▸ Work to be completed
Copy out every line of the rows below word for word, keeping the same order.

(Source data)

━━━━━━━━━━

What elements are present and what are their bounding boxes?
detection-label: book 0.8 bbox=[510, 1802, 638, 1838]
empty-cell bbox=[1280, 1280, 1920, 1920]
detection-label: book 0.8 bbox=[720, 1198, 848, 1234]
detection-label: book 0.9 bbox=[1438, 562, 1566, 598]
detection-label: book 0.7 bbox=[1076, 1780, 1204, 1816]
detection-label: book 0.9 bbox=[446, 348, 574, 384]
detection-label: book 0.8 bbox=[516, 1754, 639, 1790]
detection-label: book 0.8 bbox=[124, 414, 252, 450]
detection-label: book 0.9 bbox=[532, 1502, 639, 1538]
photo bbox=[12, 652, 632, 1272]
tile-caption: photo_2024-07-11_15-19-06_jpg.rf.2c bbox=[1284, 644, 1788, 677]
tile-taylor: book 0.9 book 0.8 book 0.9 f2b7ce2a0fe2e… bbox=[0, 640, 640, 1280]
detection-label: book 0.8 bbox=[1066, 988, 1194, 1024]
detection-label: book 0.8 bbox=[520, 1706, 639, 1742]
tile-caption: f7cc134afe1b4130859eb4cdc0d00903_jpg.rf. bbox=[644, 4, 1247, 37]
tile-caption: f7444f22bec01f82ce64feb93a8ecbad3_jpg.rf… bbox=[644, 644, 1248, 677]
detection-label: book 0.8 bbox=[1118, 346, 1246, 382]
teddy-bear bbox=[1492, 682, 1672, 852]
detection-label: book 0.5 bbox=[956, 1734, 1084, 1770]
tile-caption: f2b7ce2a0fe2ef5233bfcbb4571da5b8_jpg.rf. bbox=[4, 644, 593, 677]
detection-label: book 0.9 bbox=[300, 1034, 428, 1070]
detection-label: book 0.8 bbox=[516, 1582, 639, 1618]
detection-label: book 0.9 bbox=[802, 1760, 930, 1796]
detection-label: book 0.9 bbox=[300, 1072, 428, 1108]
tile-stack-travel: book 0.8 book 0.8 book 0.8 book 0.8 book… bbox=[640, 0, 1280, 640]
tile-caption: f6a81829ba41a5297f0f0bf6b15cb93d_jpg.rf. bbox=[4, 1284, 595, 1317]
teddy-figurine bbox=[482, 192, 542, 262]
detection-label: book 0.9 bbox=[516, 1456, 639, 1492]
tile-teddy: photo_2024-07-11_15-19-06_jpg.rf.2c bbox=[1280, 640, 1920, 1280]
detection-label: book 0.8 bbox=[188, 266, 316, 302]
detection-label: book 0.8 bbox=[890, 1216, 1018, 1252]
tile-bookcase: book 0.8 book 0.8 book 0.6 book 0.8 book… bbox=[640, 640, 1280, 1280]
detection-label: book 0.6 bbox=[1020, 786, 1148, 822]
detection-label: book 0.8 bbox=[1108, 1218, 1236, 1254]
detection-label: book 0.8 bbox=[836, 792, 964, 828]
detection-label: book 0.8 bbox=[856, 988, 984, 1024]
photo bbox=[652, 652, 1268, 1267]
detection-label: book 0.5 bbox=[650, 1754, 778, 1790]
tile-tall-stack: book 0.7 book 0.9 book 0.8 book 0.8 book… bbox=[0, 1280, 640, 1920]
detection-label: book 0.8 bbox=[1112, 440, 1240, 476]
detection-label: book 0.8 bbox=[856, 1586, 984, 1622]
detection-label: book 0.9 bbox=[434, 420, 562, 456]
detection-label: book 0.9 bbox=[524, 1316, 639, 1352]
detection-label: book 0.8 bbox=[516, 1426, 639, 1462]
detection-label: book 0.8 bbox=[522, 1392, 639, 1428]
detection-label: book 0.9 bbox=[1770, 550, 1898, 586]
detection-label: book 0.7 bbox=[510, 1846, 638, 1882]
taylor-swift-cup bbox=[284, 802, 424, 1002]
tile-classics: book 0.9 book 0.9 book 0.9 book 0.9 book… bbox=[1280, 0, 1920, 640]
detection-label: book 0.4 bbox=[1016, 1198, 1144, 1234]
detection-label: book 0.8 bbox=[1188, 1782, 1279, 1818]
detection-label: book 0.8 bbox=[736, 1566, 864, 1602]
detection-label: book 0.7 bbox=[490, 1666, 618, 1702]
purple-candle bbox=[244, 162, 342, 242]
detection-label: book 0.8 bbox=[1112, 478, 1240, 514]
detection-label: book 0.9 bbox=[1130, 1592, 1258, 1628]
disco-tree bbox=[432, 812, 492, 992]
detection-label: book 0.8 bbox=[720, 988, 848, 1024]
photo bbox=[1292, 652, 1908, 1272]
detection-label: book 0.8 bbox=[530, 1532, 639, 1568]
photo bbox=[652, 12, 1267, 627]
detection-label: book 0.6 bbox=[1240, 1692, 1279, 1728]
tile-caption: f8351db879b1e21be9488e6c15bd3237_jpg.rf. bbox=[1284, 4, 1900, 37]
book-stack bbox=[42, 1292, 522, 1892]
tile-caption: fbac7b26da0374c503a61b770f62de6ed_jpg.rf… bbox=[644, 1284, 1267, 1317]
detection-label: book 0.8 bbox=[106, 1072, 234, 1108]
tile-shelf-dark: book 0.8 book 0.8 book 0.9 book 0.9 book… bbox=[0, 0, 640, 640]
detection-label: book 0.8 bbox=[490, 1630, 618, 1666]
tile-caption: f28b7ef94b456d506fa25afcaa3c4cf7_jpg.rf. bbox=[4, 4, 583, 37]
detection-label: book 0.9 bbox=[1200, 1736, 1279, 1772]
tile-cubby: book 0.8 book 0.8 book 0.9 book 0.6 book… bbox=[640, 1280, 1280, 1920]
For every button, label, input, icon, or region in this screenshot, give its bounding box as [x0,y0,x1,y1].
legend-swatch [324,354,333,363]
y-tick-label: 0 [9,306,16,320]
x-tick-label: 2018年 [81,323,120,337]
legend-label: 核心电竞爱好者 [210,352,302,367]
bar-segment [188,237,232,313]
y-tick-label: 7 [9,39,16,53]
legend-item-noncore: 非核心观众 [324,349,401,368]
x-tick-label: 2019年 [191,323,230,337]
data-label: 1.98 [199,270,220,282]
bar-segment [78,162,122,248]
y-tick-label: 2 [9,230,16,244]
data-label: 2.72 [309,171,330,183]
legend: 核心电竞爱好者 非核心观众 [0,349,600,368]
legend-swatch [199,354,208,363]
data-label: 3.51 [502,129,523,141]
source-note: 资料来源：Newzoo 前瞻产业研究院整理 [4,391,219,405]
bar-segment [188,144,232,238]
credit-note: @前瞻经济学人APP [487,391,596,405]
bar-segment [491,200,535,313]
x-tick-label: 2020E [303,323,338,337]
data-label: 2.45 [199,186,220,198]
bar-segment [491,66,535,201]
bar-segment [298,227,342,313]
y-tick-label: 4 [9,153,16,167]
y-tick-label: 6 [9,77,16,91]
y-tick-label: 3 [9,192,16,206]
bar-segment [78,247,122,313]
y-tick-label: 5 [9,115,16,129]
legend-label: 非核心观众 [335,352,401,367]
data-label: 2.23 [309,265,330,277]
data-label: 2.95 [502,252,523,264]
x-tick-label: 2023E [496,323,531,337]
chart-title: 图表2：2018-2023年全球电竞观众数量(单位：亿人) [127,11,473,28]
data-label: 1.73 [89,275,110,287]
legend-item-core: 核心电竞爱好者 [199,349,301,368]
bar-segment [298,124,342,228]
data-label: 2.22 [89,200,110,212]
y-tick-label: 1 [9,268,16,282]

━━━━━━━━━━

▸ Task solution
What elements are present and what are their bounding boxes?
detection-label: book 0.8 bbox=[510, 1802, 638, 1838]
empty-cell bbox=[1280, 1280, 1920, 1920]
detection-label: book 0.8 bbox=[720, 1198, 848, 1234]
detection-label: book 0.9 bbox=[1438, 562, 1566, 598]
detection-label: book 0.7 bbox=[1076, 1780, 1204, 1816]
detection-label: book 0.9 bbox=[446, 348, 574, 384]
detection-label: book 0.8 bbox=[516, 1754, 639, 1790]
detection-label: book 0.8 bbox=[124, 414, 252, 450]
detection-label: book 0.9 bbox=[532, 1502, 639, 1538]
photo bbox=[12, 652, 632, 1272]
tile-caption: photo_2024-07-11_15-19-06_jpg.rf.2c bbox=[1284, 644, 1788, 677]
tile-taylor: book 0.9 book 0.8 book 0.9 f2b7ce2a0fe2e… bbox=[0, 640, 640, 1280]
detection-label: book 0.8 bbox=[1066, 988, 1194, 1024]
detection-label: book 0.8 bbox=[520, 1706, 639, 1742]
tile-caption: f7cc134afe1b4130859eb4cdc0d00903_jpg.rf. bbox=[644, 4, 1247, 37]
tile-caption: f7444f22bec01f82ce64feb93a8ecbad3_jpg.rf… bbox=[644, 644, 1248, 677]
detection-label: book 0.8 bbox=[1118, 346, 1246, 382]
teddy-bear bbox=[1492, 682, 1672, 852]
detection-label: book 0.5 bbox=[956, 1734, 1084, 1770]
tile-caption: f2b7ce2a0fe2ef5233bfcbb4571da5b8_jpg.rf. bbox=[4, 644, 593, 677]
detection-label: book 0.9 bbox=[300, 1034, 428, 1070]
detection-label: book 0.8 bbox=[516, 1582, 639, 1618]
detection-label: book 0.9 bbox=[802, 1760, 930, 1796]
detection-label: book 0.9 bbox=[300, 1072, 428, 1108]
tile-stack-travel: book 0.8 book 0.8 book 0.8 book 0.8 book… bbox=[640, 0, 1280, 640]
tile-caption: f6a81829ba41a5297f0f0bf6b15cb93d_jpg.rf. bbox=[4, 1284, 595, 1317]
teddy-figurine bbox=[482, 192, 542, 262]
detection-label: book 0.9 bbox=[516, 1456, 639, 1492]
tile-teddy: photo_2024-07-11_15-19-06_jpg.rf.2c bbox=[1280, 640, 1920, 1280]
detection-label: book 0.8 bbox=[188, 266, 316, 302]
detection-label: book 0.8 bbox=[890, 1216, 1018, 1252]
tile-bookcase: book 0.8 book 0.8 book 0.6 book 0.8 book… bbox=[640, 640, 1280, 1280]
detection-label: book 0.6 bbox=[1020, 786, 1148, 822]
detection-label: book 0.8 bbox=[1108, 1218, 1236, 1254]
detection-label: book 0.8 bbox=[836, 792, 964, 828]
detection-label: book 0.8 bbox=[856, 988, 984, 1024]
photo bbox=[652, 652, 1268, 1267]
detection-label: book 0.5 bbox=[650, 1754, 778, 1790]
tile-tall-stack: book 0.7 book 0.9 book 0.8 book 0.8 book… bbox=[0, 1280, 640, 1920]
detection-label: book 0.8 bbox=[1112, 440, 1240, 476]
detection-label: book 0.8 bbox=[856, 1586, 984, 1622]
detection-label: book 0.9 bbox=[434, 420, 562, 456]
detection-label: book 0.9 bbox=[524, 1316, 639, 1352]
detection-label: book 0.8 bbox=[516, 1426, 639, 1462]
detection-label: book 0.8 bbox=[522, 1392, 639, 1428]
detection-label: book 0.9 bbox=[1770, 550, 1898, 586]
detection-label: book 0.7 bbox=[510, 1846, 638, 1882]
taylor-swift-cup bbox=[284, 802, 424, 1002]
tile-classics: book 0.9 book 0.9 book 0.9 book 0.9 book… bbox=[1280, 0, 1920, 640]
detection-label: book 0.4 bbox=[1016, 1198, 1144, 1234]
detection-label: book 0.8 bbox=[1188, 1782, 1279, 1818]
detection-label: book 0.8 bbox=[736, 1566, 864, 1602]
detection-label: book 0.7 bbox=[490, 1666, 618, 1702]
purple-candle bbox=[244, 162, 342, 242]
detection-label: book 0.8 bbox=[1112, 478, 1240, 514]
detection-label: book 0.9 bbox=[1130, 1592, 1258, 1628]
disco-tree bbox=[432, 812, 492, 992]
detection-label: book 0.8 bbox=[720, 988, 848, 1024]
photo bbox=[1292, 652, 1908, 1272]
detection-label: book 0.8 bbox=[530, 1532, 639, 1568]
photo bbox=[652, 12, 1267, 627]
detection-label: book 0.6 bbox=[1240, 1692, 1279, 1728]
tile-caption: f8351db879b1e21be9488e6c15bd3237_jpg.rf. bbox=[1284, 4, 1900, 37]
book-stack bbox=[42, 1292, 522, 1892]
tile-caption: fbac7b26da0374c503a61b770f62de6ed_jpg.rf… bbox=[644, 1284, 1267, 1317]
detection-label: book 0.8 bbox=[106, 1072, 234, 1108]
tile-shelf-dark: book 0.8 book 0.8 book 0.9 book 0.9 book… bbox=[0, 0, 640, 640]
detection-label: book 0.8 bbox=[490, 1630, 618, 1666]
tile-caption: f28b7ef94b456d506fa25afcaa3c4cf7_jpg.rf. bbox=[4, 4, 583, 37]
detection-label: book 0.9 bbox=[1200, 1736, 1279, 1772]
tile-cubby: book 0.8 book 0.8 book 0.9 book 0.6 book… bbox=[640, 1280, 1280, 1920]
For every button, label, input, icon, or region in this screenshot, give its bounding box as [x0,y0,x1,y1].
legend-swatch [324,354,333,363]
y-tick-label: 0 [9,306,16,320]
x-tick-label: 2018年 [81,323,120,337]
legend-label: 核心电竞爱好者 [210,352,302,367]
bar-segment [188,237,232,313]
y-tick-label: 7 [9,39,16,53]
legend-item-noncore: 非核心观众 [324,349,401,368]
x-tick-label: 2019年 [191,323,230,337]
data-label: 1.98 [199,270,220,282]
bar-segment [78,162,122,248]
y-tick-label: 2 [9,230,16,244]
data-label: 2.72 [309,171,330,183]
legend: 核心电竞爱好者 非核心观众 [0,349,600,368]
legend-swatch [199,354,208,363]
data-label: 3.51 [502,129,523,141]
source-note: 资料来源：Newzoo 前瞻产业研究院整理 [4,391,219,405]
bar-segment [188,144,232,238]
credit-note: @前瞻经济学人APP [487,391,596,405]
bar-segment [491,200,535,313]
x-tick-label: 2020E [303,323,338,337]
data-label: 2.45 [199,186,220,198]
bar-segment [491,66,535,201]
bar-segment [298,227,342,313]
y-tick-label: 4 [9,153,16,167]
y-tick-label: 6 [9,77,16,91]
y-tick-label: 3 [9,192,16,206]
bar-segment [78,247,122,313]
y-tick-label: 5 [9,115,16,129]
legend-label: 非核心观众 [335,352,401,367]
data-label: 2.23 [309,265,330,277]
data-label: 2.95 [502,252,523,264]
x-tick-label: 2023E [496,323,531,337]
chart-title: 图表2：2018-2023年全球电竞观众数量(单位：亿人) [127,11,473,28]
data-label: 1.73 [89,275,110,287]
legend-item-core: 核心电竞爱好者 [199,349,301,368]
bar-segment [298,124,342,228]
data-label: 2.22 [89,200,110,212]
y-tick-label: 1 [9,268,16,282]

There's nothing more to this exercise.